THE PROBLEM> Show all lines from the data that include the word "macula".
(begin)
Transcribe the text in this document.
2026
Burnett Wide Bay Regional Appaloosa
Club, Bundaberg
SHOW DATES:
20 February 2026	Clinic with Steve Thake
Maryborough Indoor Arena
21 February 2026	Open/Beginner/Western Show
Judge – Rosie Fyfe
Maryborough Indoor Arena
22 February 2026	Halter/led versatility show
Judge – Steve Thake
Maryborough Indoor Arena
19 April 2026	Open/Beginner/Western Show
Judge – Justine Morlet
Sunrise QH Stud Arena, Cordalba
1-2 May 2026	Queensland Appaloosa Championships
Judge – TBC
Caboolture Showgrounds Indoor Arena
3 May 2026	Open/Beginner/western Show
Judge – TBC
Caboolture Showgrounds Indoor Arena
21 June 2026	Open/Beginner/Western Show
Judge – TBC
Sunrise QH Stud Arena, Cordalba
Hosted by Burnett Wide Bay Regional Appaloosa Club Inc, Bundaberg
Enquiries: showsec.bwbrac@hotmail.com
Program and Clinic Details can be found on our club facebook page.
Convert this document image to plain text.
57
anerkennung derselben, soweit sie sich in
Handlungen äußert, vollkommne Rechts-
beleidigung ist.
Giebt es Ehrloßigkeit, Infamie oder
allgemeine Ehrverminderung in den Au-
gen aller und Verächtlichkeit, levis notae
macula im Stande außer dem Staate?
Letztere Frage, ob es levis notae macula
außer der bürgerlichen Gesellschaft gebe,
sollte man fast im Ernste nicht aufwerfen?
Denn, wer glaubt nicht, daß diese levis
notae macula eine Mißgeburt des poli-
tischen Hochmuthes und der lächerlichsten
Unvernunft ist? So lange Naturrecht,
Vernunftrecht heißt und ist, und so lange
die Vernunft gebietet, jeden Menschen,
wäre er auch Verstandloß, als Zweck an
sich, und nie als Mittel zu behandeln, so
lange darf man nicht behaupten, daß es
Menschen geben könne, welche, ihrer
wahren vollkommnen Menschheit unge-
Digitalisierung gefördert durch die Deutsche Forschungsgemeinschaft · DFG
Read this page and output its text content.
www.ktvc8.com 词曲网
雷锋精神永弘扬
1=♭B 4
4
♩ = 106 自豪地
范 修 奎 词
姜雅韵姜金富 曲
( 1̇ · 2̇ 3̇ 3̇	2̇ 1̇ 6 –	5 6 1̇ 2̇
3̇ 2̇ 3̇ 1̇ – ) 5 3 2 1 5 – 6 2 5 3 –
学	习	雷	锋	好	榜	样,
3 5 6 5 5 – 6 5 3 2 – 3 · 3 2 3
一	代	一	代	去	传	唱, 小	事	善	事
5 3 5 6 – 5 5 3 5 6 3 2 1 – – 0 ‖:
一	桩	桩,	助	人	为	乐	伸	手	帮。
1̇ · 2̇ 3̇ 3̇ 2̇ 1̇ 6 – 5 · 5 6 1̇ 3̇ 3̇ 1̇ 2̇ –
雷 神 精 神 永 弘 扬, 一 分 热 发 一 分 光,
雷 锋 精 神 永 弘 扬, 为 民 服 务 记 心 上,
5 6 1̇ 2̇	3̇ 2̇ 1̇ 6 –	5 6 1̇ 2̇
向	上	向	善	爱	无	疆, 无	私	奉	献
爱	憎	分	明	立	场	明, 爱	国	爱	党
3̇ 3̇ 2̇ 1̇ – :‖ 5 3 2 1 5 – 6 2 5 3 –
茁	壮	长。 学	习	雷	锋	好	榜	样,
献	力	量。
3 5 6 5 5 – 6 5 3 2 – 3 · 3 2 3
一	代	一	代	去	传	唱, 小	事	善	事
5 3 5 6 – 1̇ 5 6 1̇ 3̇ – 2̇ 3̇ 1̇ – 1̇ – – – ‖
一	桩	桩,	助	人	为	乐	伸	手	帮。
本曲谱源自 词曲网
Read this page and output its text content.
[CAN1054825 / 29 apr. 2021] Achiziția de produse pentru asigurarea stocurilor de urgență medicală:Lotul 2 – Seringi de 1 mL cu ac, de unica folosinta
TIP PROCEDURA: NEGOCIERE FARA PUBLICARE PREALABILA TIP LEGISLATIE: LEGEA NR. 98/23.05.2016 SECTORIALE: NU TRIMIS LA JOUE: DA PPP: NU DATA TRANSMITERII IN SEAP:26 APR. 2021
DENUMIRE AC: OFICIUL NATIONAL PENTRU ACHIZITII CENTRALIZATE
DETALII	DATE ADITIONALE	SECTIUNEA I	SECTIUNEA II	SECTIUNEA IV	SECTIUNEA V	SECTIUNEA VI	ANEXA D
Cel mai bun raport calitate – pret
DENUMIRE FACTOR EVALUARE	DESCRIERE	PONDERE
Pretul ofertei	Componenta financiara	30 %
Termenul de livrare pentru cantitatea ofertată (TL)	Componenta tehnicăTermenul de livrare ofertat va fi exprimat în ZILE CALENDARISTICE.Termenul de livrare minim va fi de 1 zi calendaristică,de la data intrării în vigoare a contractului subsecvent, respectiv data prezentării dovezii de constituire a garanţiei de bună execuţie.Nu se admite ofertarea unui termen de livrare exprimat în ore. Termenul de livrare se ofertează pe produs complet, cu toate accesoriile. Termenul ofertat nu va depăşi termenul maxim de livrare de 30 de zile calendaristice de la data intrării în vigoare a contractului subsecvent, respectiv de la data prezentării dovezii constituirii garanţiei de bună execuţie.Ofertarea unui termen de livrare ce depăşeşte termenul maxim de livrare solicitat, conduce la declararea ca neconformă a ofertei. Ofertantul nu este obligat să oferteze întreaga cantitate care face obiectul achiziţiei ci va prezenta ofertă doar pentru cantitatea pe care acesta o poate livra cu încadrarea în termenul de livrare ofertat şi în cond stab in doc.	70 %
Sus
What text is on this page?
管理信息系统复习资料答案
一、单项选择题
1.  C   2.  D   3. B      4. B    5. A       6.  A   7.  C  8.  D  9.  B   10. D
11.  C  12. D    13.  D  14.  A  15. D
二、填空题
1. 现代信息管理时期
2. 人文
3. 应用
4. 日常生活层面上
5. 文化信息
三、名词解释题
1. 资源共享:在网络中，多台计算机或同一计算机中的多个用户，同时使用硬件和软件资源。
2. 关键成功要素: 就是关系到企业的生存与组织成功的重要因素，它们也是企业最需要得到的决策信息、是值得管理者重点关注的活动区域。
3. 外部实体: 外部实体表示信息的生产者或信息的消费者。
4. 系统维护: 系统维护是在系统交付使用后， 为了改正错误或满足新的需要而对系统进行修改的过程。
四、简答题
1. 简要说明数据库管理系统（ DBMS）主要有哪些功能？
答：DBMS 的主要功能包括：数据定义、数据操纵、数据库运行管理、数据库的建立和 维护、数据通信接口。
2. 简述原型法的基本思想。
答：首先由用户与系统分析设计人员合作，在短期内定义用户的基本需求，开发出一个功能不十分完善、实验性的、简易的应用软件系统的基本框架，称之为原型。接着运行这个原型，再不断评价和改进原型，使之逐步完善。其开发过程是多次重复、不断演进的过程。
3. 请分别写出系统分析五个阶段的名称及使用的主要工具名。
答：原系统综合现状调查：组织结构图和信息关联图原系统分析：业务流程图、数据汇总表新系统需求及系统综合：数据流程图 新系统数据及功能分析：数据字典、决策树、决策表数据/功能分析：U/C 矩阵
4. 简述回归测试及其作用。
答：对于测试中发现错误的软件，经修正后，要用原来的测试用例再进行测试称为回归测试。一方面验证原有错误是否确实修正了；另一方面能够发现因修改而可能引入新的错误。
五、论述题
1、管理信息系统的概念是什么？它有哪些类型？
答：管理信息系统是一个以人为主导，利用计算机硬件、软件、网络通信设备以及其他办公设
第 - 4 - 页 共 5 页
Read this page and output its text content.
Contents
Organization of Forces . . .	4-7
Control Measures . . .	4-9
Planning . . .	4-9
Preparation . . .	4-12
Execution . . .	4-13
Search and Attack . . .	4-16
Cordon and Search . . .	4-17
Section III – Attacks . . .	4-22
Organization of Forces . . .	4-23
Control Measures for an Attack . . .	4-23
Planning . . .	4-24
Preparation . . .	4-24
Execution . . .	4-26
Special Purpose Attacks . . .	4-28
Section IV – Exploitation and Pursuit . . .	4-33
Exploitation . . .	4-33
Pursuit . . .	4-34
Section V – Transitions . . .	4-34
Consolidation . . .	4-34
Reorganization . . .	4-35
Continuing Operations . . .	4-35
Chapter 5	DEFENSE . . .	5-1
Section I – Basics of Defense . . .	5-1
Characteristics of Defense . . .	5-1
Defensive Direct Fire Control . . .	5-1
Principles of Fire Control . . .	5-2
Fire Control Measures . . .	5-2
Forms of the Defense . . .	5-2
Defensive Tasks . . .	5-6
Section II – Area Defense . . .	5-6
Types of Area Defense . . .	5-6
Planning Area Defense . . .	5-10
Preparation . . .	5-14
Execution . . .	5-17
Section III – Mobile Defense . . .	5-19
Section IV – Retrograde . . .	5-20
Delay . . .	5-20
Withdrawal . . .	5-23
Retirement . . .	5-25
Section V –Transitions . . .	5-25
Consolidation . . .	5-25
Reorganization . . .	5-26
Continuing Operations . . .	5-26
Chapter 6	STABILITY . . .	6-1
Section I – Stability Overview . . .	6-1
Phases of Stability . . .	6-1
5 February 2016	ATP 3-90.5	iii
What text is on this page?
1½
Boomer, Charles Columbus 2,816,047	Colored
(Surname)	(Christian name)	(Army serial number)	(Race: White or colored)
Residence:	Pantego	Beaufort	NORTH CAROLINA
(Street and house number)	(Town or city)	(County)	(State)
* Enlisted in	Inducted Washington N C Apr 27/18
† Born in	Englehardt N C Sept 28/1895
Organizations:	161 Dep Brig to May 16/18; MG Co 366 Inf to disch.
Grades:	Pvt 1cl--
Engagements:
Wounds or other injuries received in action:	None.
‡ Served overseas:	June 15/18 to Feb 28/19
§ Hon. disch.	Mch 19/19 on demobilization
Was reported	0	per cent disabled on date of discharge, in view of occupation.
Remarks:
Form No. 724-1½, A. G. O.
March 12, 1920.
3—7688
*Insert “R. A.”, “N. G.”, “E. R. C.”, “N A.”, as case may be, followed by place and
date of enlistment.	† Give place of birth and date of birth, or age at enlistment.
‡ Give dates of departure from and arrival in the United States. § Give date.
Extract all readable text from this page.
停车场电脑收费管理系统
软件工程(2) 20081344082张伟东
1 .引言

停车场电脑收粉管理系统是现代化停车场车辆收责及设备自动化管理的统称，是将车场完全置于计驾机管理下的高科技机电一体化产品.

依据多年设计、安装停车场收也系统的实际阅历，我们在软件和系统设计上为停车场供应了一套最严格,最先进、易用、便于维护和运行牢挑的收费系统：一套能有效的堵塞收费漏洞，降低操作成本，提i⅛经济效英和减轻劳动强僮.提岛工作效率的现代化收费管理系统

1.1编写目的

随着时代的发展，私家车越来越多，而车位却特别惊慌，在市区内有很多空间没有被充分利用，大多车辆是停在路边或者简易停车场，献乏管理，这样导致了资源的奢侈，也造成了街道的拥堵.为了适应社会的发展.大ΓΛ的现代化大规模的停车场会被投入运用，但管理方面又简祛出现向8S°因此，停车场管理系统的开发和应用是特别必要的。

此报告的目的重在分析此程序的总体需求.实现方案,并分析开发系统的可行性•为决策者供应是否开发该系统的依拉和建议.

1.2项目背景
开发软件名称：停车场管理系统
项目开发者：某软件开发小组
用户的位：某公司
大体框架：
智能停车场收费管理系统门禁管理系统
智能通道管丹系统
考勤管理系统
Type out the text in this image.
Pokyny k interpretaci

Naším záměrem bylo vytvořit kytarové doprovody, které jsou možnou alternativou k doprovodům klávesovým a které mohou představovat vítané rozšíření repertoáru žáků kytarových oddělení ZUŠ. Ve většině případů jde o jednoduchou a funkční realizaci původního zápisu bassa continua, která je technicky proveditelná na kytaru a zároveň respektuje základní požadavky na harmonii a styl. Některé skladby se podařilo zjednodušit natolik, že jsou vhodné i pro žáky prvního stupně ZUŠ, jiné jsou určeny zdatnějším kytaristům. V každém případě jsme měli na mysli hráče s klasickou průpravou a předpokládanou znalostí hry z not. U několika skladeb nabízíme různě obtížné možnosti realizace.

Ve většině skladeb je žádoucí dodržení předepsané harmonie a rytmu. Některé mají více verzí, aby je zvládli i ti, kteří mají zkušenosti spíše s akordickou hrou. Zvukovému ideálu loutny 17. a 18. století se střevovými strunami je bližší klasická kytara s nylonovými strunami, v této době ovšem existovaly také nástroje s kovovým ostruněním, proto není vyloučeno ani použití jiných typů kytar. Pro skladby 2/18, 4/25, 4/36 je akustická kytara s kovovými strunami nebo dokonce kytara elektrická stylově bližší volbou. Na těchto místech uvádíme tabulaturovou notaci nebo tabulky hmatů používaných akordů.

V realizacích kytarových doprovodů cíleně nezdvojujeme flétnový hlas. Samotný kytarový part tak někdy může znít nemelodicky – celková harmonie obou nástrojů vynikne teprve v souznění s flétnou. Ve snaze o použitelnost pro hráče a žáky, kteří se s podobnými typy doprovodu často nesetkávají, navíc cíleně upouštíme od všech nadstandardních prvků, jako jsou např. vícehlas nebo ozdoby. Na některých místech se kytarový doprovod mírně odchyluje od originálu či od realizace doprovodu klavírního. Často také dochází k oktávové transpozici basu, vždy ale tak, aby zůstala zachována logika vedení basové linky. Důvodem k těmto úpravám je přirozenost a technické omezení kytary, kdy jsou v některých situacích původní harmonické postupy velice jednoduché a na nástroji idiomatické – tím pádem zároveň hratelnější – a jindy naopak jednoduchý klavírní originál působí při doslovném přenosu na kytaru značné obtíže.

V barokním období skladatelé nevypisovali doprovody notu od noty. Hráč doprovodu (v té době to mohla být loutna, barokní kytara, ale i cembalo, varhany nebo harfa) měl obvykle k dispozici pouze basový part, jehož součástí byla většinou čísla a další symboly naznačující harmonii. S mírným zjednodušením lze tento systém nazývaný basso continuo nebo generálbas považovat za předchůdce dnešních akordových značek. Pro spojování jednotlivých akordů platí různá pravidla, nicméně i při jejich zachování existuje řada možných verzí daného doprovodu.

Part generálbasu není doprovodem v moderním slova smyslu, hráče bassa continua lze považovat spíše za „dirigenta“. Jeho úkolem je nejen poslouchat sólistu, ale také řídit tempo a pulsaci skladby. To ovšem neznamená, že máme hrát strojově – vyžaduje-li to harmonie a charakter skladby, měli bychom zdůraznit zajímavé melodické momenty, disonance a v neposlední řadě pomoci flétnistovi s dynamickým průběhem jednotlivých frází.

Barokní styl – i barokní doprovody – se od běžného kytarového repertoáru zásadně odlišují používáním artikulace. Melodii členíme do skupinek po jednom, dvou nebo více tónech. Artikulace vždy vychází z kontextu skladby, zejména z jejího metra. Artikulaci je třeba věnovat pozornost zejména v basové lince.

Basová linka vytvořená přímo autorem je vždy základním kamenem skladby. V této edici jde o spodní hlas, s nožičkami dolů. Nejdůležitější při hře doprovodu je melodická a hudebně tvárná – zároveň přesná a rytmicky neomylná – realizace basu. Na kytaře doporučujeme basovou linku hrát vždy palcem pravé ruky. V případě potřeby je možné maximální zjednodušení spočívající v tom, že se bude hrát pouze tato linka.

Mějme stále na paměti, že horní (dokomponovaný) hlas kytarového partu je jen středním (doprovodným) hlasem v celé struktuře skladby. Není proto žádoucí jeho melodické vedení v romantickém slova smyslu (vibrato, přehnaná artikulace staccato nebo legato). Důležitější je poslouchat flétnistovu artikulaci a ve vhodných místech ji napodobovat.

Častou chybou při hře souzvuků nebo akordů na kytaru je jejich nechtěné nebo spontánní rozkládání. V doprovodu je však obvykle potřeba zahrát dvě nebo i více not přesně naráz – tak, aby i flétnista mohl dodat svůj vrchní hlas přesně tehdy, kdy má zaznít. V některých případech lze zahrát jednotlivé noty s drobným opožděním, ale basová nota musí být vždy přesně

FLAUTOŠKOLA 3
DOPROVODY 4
(end)
ANSWER TO THE PROBLEM>
macula im Stande außer dem Staate?
Letztere Frage, ob es levis notae macula
notae macula eine Mißgeburt des poli-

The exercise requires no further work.